■ **SOURCE DOCUMENT**
The cyber attack last month against a U.S.-based public utility came wrapped in a Microsoft PowerPoint document featuring holiday illustrations and heartwarming reflections. This PowerPoint file, which resembled an innocuous version that was being forwarded around the Web by many sentimental e-mail users, had been modified to include a Trojan horse program designed to open a secret backdoor into the utility's internal computer network.

The company called in to investigate the attack, Verisign's iDefense Labs in Sterling, Va., also found two separate Microsoft Word files on computers inside the company's network that had also been tainted with malicious software code designed to give attackers control over the machines. None of the files were detected as malicious by the anti-virus software used by the company.

Ken Dunham, director of iDefense's rapid response team, said similarities in the computer code of all three malicious programs strongly suggested the handiwork of a Chinese hacking group known to write computer viruses for hire. And in each case, the attackers designed their hidden viruses to take advantage of security holes recently discovered in the Microsoft Office programs.

The attack investigated by iDefense is just one example of one of the biggest problems facing Microsoft: The seemingly endless string of vulnerabilities discovered last year in the software giant's Office software, the productivity suite that includes the widely used Excel, Outlook, PowerPoint and Word programs. Microsoft patched a total of 41 critical vulnerabilities in its various Office products last year, accounting for more than one third of the 104 "critical" flaws the company patched in all of 2006. Microsoft assigns a patch its most dire "critical" rating if the update fixes a vulnerability that bad guys could exploit with little to no action on the part of user, aside from maybe visiting a malicious Web site or viewing a specially crafted e-mail.

(Document structure recognition records)

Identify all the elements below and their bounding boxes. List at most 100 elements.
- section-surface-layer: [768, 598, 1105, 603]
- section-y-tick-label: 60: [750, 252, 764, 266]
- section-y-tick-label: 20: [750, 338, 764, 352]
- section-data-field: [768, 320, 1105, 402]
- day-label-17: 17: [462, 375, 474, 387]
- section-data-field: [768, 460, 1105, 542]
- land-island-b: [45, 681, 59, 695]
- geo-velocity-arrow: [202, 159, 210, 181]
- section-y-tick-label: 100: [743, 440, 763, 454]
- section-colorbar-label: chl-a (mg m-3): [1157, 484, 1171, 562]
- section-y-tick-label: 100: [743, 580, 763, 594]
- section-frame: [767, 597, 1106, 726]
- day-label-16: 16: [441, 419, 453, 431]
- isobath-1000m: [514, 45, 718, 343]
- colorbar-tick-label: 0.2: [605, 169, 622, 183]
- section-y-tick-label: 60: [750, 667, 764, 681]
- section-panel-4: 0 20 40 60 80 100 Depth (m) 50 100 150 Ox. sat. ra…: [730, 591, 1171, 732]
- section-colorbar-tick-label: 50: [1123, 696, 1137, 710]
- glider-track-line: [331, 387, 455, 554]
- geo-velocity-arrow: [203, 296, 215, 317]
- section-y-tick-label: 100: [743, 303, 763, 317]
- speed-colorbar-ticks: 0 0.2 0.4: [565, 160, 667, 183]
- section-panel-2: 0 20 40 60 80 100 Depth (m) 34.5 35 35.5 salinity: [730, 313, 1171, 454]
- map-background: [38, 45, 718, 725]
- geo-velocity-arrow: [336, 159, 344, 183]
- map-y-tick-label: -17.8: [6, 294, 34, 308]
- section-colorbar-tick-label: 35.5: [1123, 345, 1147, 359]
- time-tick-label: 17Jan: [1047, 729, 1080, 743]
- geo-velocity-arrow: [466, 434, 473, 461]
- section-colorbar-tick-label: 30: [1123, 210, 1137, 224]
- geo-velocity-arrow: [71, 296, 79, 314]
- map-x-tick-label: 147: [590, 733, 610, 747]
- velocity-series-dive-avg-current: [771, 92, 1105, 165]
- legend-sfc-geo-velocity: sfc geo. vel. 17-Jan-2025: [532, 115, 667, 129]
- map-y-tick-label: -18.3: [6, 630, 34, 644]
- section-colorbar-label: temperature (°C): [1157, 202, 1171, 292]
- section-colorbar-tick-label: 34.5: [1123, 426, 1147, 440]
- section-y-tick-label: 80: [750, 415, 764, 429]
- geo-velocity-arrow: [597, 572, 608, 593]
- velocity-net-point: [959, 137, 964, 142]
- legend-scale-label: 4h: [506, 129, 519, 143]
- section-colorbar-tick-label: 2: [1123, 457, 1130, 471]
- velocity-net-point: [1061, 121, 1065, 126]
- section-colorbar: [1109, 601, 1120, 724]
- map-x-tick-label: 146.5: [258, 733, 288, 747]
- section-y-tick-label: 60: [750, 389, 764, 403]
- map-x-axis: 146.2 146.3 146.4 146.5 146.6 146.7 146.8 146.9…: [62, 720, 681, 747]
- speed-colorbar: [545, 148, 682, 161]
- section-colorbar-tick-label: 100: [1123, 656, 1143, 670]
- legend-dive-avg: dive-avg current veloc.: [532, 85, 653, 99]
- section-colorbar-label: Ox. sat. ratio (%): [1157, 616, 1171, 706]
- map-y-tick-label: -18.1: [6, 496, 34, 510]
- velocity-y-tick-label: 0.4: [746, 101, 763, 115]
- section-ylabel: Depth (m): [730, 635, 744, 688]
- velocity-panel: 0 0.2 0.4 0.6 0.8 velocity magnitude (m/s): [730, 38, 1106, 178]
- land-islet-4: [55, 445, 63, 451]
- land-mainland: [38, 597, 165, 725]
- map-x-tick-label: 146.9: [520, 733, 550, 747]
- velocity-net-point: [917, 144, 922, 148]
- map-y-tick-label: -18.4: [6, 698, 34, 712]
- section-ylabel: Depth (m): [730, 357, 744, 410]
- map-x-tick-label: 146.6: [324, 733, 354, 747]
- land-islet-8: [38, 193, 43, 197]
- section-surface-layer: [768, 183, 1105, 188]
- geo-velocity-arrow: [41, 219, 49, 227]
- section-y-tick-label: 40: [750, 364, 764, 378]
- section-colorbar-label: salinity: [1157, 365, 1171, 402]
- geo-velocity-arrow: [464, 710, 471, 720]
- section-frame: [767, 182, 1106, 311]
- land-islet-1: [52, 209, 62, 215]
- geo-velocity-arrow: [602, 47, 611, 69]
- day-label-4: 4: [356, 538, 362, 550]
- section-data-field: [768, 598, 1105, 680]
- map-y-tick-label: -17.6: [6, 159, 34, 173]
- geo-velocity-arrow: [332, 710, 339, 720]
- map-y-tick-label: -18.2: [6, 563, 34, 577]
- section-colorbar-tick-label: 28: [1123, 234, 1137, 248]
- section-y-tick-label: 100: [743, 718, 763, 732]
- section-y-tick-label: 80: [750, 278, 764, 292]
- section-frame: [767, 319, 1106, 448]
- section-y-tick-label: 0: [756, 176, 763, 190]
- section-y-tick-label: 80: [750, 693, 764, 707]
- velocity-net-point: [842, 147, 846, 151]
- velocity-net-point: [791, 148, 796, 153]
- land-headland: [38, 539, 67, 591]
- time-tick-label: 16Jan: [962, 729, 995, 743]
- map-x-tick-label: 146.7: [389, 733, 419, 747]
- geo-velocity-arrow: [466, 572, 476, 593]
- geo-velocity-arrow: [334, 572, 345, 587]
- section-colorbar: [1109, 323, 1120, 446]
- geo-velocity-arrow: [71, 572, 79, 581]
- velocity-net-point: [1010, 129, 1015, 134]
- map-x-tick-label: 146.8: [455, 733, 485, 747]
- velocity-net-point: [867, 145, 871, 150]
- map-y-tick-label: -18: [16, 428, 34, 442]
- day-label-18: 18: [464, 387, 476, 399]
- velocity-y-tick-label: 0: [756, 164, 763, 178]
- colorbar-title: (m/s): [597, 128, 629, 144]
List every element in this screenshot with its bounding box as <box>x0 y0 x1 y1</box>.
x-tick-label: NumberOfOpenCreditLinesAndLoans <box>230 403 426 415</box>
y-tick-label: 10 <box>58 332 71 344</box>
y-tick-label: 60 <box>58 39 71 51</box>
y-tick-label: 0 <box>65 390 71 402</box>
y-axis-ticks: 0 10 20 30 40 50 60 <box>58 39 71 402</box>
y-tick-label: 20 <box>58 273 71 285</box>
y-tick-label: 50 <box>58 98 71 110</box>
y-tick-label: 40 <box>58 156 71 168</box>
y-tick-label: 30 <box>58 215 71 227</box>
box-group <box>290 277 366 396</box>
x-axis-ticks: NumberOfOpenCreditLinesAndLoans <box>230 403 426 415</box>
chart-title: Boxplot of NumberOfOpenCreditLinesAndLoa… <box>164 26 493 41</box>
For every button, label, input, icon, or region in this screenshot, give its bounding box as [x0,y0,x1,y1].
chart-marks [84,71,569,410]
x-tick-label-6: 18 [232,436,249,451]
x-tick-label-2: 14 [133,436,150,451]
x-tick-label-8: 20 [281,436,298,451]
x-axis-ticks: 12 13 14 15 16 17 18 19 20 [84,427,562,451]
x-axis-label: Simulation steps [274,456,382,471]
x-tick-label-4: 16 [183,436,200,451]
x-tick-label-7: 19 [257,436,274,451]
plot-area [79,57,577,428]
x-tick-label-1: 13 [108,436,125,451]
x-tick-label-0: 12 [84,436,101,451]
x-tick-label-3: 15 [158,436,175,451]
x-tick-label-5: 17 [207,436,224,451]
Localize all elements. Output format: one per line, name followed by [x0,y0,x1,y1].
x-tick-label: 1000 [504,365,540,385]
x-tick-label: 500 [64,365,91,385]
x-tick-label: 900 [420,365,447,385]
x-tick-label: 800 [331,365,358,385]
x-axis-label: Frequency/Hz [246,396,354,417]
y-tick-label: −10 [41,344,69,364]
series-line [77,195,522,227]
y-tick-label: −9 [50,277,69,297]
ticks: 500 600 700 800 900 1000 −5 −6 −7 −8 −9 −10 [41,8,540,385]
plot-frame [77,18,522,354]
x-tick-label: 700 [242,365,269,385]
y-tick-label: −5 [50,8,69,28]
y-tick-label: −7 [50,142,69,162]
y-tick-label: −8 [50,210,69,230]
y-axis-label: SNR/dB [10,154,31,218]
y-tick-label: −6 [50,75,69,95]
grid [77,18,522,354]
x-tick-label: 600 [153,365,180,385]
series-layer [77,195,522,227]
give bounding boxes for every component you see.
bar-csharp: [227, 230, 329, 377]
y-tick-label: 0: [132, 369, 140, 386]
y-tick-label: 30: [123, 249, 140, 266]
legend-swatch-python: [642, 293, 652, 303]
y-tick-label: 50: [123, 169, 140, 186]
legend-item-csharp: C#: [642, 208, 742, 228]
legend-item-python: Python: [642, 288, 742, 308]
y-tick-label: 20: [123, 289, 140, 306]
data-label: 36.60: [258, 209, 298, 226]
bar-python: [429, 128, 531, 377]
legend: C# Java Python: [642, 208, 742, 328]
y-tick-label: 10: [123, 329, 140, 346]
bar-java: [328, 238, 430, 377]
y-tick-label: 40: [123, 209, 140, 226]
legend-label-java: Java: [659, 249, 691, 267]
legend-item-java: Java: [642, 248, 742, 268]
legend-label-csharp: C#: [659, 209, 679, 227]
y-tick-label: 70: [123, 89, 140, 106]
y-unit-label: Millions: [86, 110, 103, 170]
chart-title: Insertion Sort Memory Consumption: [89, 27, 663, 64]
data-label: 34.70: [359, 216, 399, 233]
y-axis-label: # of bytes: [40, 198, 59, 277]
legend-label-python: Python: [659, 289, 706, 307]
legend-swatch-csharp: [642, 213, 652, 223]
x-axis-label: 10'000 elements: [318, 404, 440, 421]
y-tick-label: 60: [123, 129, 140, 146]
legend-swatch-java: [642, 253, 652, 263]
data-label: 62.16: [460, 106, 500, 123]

■ **TASKS TO CARRY OUT**
**A.** In the article about the utility cyber attack, how many critical vulnerabilities did Microsoft patch in its Office products last year?
**B.** Reproduce the part of the article about the utility cyber attack that starts at "The cyber attack" and stops after "by the company.".
You will not need the records.

■ **SOLUTIONS BY TASK**
**A.** 41

**B.**
The cyber attack last month against a U.S.-based public utility came wrapped in a Microsoft PowerPoint document featuring holiday illustrations and heartwarming reflections. This PowerPoint file, which resembled an innocuous version that was being forwarded around the Web by many sentimental e-mail users, had been modified to include a Trojan horse program designed to open a secret backdoor into the utility's internal computer network.

The company called in to investigate the attack, Verisign's iDefense Labs in Sterling, Va., also found two separate Microsoft Word files on computers inside the company's network that had also been tainted with malicious software code designed to give attackers control over the machines. None of the files were detected as malicious by the anti-virus software used by the company.